- [What needs to be done]: Using the material that follows, identify and copy each line with the string "Polyethylene".

- [Dataset entries]:
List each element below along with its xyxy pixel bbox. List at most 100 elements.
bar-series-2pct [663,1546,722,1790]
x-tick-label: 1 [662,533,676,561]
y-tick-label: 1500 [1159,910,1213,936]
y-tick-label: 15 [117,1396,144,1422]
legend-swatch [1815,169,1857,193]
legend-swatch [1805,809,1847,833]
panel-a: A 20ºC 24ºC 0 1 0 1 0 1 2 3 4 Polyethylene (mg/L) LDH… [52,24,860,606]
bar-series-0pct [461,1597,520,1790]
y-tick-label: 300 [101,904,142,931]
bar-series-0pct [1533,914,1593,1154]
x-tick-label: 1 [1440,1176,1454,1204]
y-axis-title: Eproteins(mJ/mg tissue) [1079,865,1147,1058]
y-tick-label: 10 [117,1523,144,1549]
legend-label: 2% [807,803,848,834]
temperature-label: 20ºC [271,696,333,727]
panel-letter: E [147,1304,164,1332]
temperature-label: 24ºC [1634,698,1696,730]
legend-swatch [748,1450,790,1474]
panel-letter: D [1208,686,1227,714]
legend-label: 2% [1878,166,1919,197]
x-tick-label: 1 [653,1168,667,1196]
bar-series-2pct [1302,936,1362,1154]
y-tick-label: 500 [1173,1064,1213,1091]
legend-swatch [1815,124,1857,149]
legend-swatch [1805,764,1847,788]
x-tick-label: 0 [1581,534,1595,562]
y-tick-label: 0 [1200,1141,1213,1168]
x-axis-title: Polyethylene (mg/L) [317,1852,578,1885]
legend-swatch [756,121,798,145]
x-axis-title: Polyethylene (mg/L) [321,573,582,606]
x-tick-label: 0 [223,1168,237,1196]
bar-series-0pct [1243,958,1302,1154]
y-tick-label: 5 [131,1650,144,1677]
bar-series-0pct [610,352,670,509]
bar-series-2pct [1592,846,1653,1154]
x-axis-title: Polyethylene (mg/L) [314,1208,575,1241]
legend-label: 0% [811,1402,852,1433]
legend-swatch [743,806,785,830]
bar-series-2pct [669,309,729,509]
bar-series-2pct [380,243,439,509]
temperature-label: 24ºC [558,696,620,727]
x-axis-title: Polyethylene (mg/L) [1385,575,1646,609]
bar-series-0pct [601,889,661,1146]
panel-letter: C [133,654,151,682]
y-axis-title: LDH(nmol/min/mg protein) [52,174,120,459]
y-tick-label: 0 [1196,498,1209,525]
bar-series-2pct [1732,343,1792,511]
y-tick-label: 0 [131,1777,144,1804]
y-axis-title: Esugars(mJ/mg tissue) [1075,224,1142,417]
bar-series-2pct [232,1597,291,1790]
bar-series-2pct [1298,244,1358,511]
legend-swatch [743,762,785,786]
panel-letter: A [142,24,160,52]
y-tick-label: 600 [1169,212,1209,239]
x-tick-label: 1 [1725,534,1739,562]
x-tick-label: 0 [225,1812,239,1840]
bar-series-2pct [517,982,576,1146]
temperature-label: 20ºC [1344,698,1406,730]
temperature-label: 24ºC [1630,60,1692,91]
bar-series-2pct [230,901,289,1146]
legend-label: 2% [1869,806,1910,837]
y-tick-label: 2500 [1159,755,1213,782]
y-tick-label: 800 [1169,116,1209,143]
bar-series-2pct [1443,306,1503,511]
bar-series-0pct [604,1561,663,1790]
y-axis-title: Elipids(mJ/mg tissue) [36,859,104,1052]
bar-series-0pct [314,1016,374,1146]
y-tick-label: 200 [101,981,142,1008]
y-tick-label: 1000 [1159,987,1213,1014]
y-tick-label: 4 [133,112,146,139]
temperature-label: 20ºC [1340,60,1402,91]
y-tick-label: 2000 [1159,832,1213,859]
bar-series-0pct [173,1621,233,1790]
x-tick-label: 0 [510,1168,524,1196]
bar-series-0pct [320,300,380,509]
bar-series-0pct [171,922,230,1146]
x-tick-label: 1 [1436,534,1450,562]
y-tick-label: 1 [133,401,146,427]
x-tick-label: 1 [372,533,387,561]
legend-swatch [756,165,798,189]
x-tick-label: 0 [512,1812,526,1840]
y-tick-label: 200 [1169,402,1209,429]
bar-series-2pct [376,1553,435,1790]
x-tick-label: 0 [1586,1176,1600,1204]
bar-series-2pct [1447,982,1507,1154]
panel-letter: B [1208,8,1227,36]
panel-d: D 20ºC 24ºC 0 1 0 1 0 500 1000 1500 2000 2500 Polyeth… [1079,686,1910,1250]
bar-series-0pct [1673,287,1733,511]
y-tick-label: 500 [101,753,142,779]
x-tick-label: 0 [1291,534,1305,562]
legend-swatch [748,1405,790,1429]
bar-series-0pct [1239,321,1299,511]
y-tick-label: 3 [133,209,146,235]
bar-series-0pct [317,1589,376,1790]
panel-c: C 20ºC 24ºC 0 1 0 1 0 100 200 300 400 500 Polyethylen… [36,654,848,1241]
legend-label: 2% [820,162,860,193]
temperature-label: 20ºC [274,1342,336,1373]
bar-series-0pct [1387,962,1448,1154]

- [Answer to this task]:
panel-a: A 20ºC 24ºC 0 1 0 1 0 1 2 3 4 Polyethylene (mg/L) LDH… [52,24,860,606]
x-axis-title: Polyethylene (mg/L) [317,1852,578,1885]
x-axis-title: Polyethylene (mg/L) [321,573,582,606]
x-axis-title: Polyethylene (mg/L) [314,1208,575,1241]
x-axis-title: Polyethylene (mg/L) [1385,575,1646,609]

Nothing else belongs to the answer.